**Task requirements**
Rewrite the data entries below, replacing each occurrence of "y-tick-label" with "y-axis-tick-label". Keep everything else the same.

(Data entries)
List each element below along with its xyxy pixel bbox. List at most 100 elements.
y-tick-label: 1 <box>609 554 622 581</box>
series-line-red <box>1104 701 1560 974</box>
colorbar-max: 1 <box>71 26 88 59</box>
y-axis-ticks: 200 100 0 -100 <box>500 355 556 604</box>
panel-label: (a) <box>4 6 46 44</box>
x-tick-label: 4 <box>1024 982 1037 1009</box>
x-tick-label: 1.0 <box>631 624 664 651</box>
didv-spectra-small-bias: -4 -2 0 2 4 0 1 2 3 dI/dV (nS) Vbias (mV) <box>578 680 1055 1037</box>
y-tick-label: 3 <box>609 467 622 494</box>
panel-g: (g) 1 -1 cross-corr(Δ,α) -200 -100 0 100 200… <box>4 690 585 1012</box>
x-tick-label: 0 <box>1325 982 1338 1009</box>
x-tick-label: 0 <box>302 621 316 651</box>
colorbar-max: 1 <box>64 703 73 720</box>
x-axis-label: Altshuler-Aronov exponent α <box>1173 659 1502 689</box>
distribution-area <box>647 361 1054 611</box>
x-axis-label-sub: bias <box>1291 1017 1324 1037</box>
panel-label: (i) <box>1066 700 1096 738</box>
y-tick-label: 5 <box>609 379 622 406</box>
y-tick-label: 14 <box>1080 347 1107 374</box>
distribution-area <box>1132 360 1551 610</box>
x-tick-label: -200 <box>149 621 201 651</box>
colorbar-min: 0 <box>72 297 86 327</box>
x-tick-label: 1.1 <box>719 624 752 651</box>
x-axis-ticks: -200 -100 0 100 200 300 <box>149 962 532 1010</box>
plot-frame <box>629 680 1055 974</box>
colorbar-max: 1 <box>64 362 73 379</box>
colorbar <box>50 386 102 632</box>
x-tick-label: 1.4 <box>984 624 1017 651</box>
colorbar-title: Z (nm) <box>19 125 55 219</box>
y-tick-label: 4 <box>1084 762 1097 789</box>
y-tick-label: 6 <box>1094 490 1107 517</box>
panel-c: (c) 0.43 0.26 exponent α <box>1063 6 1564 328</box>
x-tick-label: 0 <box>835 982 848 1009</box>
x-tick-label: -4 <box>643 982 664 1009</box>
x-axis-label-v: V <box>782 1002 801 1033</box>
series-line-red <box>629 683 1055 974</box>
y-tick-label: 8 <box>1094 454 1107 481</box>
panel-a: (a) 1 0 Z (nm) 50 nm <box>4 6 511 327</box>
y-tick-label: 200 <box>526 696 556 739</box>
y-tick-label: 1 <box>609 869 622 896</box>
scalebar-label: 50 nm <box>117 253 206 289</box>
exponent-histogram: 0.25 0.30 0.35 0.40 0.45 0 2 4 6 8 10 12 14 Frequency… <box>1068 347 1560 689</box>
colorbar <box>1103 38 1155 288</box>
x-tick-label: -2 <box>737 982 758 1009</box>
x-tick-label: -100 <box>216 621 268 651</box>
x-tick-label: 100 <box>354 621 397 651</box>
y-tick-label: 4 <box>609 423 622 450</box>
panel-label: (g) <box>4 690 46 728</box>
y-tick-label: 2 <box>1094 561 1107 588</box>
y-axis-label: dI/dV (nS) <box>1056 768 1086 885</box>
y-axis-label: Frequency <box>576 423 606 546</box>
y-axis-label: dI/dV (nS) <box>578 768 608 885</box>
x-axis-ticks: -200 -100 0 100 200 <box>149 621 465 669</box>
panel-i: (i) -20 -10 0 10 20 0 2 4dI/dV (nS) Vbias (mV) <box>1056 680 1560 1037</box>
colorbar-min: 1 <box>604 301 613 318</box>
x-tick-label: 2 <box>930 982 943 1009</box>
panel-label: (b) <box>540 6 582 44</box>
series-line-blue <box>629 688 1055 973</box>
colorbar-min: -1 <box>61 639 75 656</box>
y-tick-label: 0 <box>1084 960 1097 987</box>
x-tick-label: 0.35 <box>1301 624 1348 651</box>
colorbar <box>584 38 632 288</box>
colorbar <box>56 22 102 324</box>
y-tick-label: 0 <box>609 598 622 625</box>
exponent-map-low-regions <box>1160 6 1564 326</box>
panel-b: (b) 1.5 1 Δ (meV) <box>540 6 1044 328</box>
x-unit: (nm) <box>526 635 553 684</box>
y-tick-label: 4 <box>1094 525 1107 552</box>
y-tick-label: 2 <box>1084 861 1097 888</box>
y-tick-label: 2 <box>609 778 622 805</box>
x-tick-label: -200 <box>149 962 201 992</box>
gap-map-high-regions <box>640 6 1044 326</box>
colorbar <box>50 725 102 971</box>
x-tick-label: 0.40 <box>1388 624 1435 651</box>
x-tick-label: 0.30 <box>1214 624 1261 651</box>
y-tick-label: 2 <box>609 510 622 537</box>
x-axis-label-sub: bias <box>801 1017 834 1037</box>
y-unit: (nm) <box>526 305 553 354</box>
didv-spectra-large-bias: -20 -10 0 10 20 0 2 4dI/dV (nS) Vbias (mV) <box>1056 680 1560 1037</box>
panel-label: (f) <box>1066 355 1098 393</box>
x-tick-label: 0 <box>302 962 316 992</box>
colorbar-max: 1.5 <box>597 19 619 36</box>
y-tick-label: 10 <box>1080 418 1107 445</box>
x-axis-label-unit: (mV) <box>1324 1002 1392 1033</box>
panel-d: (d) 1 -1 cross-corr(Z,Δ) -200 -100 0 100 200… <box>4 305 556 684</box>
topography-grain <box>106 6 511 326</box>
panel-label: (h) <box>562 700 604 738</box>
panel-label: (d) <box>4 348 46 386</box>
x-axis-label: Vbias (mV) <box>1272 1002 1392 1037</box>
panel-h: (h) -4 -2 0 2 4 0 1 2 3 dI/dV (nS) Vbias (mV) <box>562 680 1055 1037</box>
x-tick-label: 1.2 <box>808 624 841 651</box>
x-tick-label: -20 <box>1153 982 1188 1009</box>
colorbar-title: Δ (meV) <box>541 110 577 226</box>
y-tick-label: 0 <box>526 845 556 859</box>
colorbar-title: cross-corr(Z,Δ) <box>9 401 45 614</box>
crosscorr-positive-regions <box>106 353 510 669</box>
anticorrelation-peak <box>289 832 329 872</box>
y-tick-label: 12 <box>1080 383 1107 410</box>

**In response**
List each element below along with its xyxy pixel bbox. List at most 100 elements.
y-axis-tick-label: 1 <box>609 554 622 581</box>
series-line-red <box>1104 701 1560 974</box>
colorbar-max: 1 <box>71 26 88 59</box>
y-axis-ticks: 200 100 0 -100 <box>500 355 556 604</box>
panel-label: (a) <box>4 6 46 44</box>
x-tick-label: 4 <box>1024 982 1037 1009</box>
x-tick-label: 1.0 <box>631 624 664 651</box>
didv-spectra-small-bias: -4 -2 0 2 4 0 1 2 3 dI/dV (nS) Vbias (mV) <box>578 680 1055 1037</box>
y-axis-tick-label: 3 <box>609 467 622 494</box>
panel-g: (g) 1 -1 cross-corr(Δ,α) -200 -100 0 100 200… <box>4 690 585 1012</box>
x-tick-label: 0 <box>1325 982 1338 1009</box>
x-tick-label: 0 <box>302 621 316 651</box>
colorbar-max: 1 <box>64 703 73 720</box>
x-axis-label: Altshuler-Aronov exponent α <box>1173 659 1502 689</box>
distribution-area <box>647 361 1054 611</box>
x-axis-label-sub: bias <box>1291 1017 1324 1037</box>
panel-label: (i) <box>1066 700 1096 738</box>
y-axis-tick-label: 5 <box>609 379 622 406</box>
y-axis-tick-label: 14 <box>1080 347 1107 374</box>
distribution-area <box>1132 360 1551 610</box>
x-tick-label: -200 <box>149 621 201 651</box>
colorbar-min: 0 <box>72 297 86 327</box>
x-tick-label: 1.1 <box>719 624 752 651</box>
x-axis-ticks: -200 -100 0 100 200 300 <box>149 962 532 1010</box>
plot-frame <box>629 680 1055 974</box>
colorbar-max: 1 <box>64 362 73 379</box>
colorbar <box>50 386 102 632</box>
x-tick-label: 1.4 <box>984 624 1017 651</box>
colorbar-title: Z (nm) <box>19 125 55 219</box>
y-axis-tick-label: 4 <box>1084 762 1097 789</box>
y-axis-tick-label: 6 <box>1094 490 1107 517</box>
panel-c: (c) 0.43 0.26 exponent α <box>1063 6 1564 328</box>
x-tick-label: 0 <box>835 982 848 1009</box>
x-tick-label: -4 <box>643 982 664 1009</box>
x-axis-label-v: V <box>782 1002 801 1033</box>
series-line-red <box>629 683 1055 974</box>
y-axis-tick-label: 8 <box>1094 454 1107 481</box>
panel-a: (a) 1 0 Z (nm) 50 nm <box>4 6 511 327</box>
y-axis-tick-label: 200 <box>526 696 556 739</box>
y-axis-tick-label: 1 <box>609 869 622 896</box>
scalebar-label: 50 nm <box>117 253 206 289</box>
exponent-histogram: 0.25 0.30 0.35 0.40 0.45 0 2 4 6 8 10 12 14 Frequency… <box>1068 347 1560 689</box>
colorbar <box>1103 38 1155 288</box>
x-tick-label: -2 <box>737 982 758 1009</box>
x-tick-label: -100 <box>216 621 268 651</box>
x-tick-label: 100 <box>354 621 397 651</box>
y-axis-tick-label: 4 <box>609 423 622 450</box>
panel-label: (g) <box>4 690 46 728</box>
y-axis-tick-label: 2 <box>1094 561 1107 588</box>
y-axis-label: dI/dV (nS) <box>1056 768 1086 885</box>
y-axis-label: Frequency <box>576 423 606 546</box>
y-axis-label: dI/dV (nS) <box>578 768 608 885</box>
x-axis-ticks: -200 -100 0 100 200 <box>149 621 465 669</box>
panel-i: (i) -20 -10 0 10 20 0 2 4dI/dV (nS) Vbias (mV) <box>1056 680 1560 1037</box>
colorbar-min: 1 <box>604 301 613 318</box>
x-tick-label: 2 <box>930 982 943 1009</box>
panel-label: (b) <box>540 6 582 44</box>
series-line-blue <box>629 688 1055 973</box>
colorbar-min: -1 <box>61 639 75 656</box>
y-axis-tick-label: 0 <box>1084 960 1097 987</box>
x-tick-label: 0.35 <box>1301 624 1348 651</box>
colorbar <box>584 38 632 288</box>
colorbar <box>56 22 102 324</box>
y-axis-tick-label: 0 <box>609 598 622 625</box>
exponent-map-low-regions <box>1160 6 1564 326</box>
panel-b: (b) 1.5 1 Δ (meV) <box>540 6 1044 328</box>
x-unit: (nm) <box>526 635 553 684</box>
y-axis-tick-label: 4 <box>1094 525 1107 552</box>
y-axis-tick-label: 2 <box>1084 861 1097 888</box>
y-axis-tick-label: 2 <box>609 778 622 805</box>
x-tick-label: -200 <box>149 962 201 992</box>
gap-map-high-regions <box>640 6 1044 326</box>
colorbar <box>50 725 102 971</box>
x-tick-label: 0.40 <box>1388 624 1435 651</box>
x-tick-label: 0.30 <box>1214 624 1261 651</box>
y-axis-tick-label: 2 <box>609 510 622 537</box>
x-axis-label-sub: bias <box>801 1017 834 1037</box>
y-unit: (nm) <box>526 305 553 354</box>
didv-spectra-large-bias: -20 -10 0 10 20 0 2 4dI/dV (nS) Vbias (mV) <box>1056 680 1560 1037</box>
panel-label: (f) <box>1066 355 1098 393</box>
x-tick-label: 0 <box>302 962 316 992</box>
colorbar-max: 1.5 <box>597 19 619 36</box>
y-axis-tick-label: 10 <box>1080 418 1107 445</box>
x-axis-label-unit: (mV) <box>1324 1002 1392 1033</box>
panel-d: (d) 1 -1 cross-corr(Z,Δ) -200 -100 0 100 200… <box>4 305 556 684</box>
topography-grain <box>106 6 511 326</box>
panel-label: (h) <box>562 700 604 738</box>
panel-label: (d) <box>4 348 46 386</box>
x-axis-label: Vbias (mV) <box>1272 1002 1392 1037</box>
panel-h: (h) -4 -2 0 2 4 0 1 2 3 dI/dV (nS) Vbias (mV) <box>562 680 1055 1037</box>
x-tick-label: 1.2 <box>808 624 841 651</box>
x-tick-label: -20 <box>1153 982 1188 1009</box>
colorbar-title: Δ (meV) <box>541 110 577 226</box>
y-axis-tick-label: 0 <box>526 845 556 859</box>
colorbar-title: cross-corr(Z,Δ) <box>9 401 45 614</box>
crosscorr-positive-regions <box>106 353 510 669</box>
anticorrelation-peak <box>289 832 329 872</box>
y-axis-tick-label: 12 <box>1080 383 1107 410</box>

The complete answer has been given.